**Фрагмент документа:**
____

Имея именно это в виду, король выразил на днях своё беспокойство в прошумевшем на весь мир интервью. В нем, с очевидной целью предупредить израильские замыслы, он высказал мысль о возможности создания федерации Иордании с Государством Палестина на (всё еще оккупированном) Западном берегу. Возможно, ему хотелось бы также убедить палестинцев, что такой шаг поможет им покончить с оккупацией, ускорит принятие в ООН и предотвратит вето США. (Не думаю, что это предложение найдет в Палестине много сторонников).
ИНИЦИАТОРЫ законопроекта в Кнессете не скрывают, что их главная цель – «Хасбара» («разъяснения» – ивритский эвфемизм для пропаганды). Они думают, что их идея положит конец изоляции и делегитимации Израиля. Мир согласится с тем, что государство Палестина уже существует за Иорданом, и никакой нужды во втором таком государстве нет.

____

**Данные:**
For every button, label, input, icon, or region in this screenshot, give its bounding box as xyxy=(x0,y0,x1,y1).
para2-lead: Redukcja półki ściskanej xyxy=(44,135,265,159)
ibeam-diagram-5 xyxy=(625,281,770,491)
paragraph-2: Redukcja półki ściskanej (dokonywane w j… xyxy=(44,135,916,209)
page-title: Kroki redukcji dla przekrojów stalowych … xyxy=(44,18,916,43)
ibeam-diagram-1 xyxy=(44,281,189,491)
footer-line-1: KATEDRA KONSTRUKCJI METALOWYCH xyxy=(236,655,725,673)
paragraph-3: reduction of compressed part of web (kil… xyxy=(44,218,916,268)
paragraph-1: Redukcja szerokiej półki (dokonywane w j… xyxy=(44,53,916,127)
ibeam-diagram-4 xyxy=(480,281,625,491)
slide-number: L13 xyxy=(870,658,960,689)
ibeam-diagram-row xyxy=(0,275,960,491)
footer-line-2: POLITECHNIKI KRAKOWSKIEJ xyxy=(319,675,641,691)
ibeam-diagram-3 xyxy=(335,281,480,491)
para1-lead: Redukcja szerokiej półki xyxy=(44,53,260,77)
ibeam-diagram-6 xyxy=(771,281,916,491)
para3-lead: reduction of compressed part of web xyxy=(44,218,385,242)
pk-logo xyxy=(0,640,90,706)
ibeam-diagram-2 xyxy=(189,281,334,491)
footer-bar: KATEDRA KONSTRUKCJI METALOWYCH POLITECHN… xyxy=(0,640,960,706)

____

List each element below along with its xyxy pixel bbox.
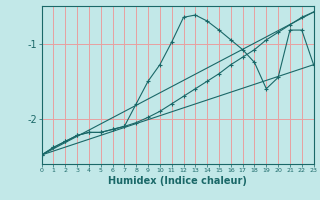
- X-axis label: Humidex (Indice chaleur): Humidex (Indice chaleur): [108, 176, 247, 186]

____

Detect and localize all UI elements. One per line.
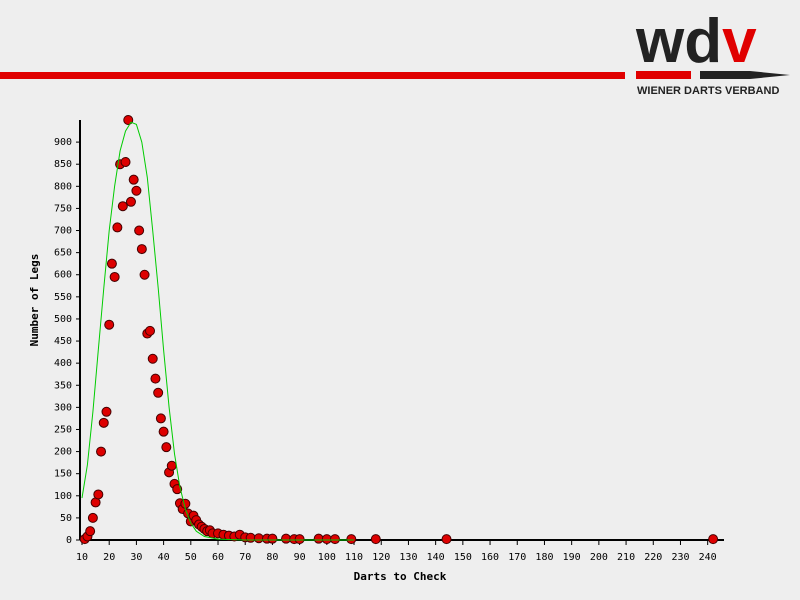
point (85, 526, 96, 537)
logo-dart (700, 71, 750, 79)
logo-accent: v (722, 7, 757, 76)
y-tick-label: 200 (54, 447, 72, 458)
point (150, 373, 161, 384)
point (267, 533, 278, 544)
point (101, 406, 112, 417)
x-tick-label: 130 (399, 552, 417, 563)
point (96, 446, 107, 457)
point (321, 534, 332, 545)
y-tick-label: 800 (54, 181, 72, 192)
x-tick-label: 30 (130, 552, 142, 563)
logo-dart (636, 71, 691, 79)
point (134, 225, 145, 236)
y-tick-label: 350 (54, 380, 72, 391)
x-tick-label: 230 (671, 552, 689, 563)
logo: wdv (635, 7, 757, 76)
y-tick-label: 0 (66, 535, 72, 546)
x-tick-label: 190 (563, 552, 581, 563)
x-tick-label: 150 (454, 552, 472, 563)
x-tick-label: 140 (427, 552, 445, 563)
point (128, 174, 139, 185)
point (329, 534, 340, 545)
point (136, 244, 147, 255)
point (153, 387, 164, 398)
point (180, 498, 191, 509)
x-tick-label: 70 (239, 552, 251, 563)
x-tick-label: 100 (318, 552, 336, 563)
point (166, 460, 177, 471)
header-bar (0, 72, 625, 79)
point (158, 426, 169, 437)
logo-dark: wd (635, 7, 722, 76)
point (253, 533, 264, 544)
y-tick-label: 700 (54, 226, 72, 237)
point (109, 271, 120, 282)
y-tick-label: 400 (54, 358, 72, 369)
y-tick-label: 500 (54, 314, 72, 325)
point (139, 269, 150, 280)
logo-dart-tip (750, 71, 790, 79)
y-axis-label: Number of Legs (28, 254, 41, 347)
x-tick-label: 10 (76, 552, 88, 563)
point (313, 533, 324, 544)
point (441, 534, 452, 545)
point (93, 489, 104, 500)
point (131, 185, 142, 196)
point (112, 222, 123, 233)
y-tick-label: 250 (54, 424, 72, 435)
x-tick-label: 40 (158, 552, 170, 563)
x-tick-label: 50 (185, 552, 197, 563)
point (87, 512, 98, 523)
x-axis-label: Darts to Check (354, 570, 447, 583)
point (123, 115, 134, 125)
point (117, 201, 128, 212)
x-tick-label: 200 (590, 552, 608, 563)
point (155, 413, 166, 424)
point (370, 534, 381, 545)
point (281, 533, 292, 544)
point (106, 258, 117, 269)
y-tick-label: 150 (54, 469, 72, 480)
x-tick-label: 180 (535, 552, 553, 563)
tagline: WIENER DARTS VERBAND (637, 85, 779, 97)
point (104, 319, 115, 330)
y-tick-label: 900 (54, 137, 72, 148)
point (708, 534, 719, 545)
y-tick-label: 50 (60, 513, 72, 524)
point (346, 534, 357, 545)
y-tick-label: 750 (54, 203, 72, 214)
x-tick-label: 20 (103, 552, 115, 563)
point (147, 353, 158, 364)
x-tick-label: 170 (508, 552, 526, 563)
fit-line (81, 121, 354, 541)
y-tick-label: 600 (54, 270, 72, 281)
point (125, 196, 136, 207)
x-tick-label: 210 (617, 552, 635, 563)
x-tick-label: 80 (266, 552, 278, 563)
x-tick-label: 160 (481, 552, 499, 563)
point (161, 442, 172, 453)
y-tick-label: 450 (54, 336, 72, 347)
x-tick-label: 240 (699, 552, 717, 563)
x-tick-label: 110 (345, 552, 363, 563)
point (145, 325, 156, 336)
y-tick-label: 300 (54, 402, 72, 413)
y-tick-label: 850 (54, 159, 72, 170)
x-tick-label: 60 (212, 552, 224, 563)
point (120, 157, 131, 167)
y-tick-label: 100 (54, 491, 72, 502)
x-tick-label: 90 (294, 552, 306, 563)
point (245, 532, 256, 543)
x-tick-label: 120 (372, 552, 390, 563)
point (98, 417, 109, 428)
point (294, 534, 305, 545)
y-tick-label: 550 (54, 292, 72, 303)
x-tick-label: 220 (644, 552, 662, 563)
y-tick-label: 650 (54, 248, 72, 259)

____

**Список задач:**
1: Каким ивритским словом, согласно фрагменту о законопроекте в Кнессете, эвфемистически называют пропаганду?
2: Выпишите из списка без изменений строки от строки, где есть «For every button, label, input, icon, or», до строки, где есть «footer-bar: KATEDRA KONSTRUKCJI», включая обе. Другие строки не нужны.
Фрагмент и список — отдельные материалы, никак не связанные друг с другом.

**Ответы:**
1: «Хасбара».

2:
For every button, label, input, icon, or region in this screenshot, give its bounding box as xyxy=(x0,y0,x1,y1).
para2-lead: Redukcja półki ściskanej xyxy=(44,135,265,159)
ibeam-diagram-5 xyxy=(625,281,770,491)
paragraph-2: Redukcja półki ściskanej (dokonywane w j… xyxy=(44,135,916,209)
page-title: Kroki redukcji dla przekrojów stalowych … xyxy=(44,18,916,43)
ibeam-diagram-1 xyxy=(44,281,189,491)
footer-line-1: KATEDRA KONSTRUKCJI METALOWYCH xyxy=(236,655,725,673)
paragraph-3: reduction of compressed part of web (kil… xyxy=(44,218,916,268)
paragraph-1: Redukcja szerokiej półki (dokonywane w j… xyxy=(44,53,916,127)
ibeam-diagram-4 xyxy=(480,281,625,491)
slide-number: L13 xyxy=(870,658,960,689)
ibeam-diagram-row xyxy=(0,275,960,491)
footer-line-2: POLITECHNIKI KRAKOWSKIEJ xyxy=(319,675,641,691)
ibeam-diagram-3 xyxy=(335,281,480,491)
para1-lead: Redukcja szerokiej półki xyxy=(44,53,260,77)
ibeam-diagram-6 xyxy=(771,281,916,491)
para3-lead: reduction of compressed part of web xyxy=(44,218,385,242)
pk-logo xyxy=(0,640,90,706)
ibeam-diagram-2 xyxy=(189,281,334,491)
footer-bar: KATEDRA KONSTRUKCJI METALOWYCH POLITECHN… xyxy=(0,640,960,706)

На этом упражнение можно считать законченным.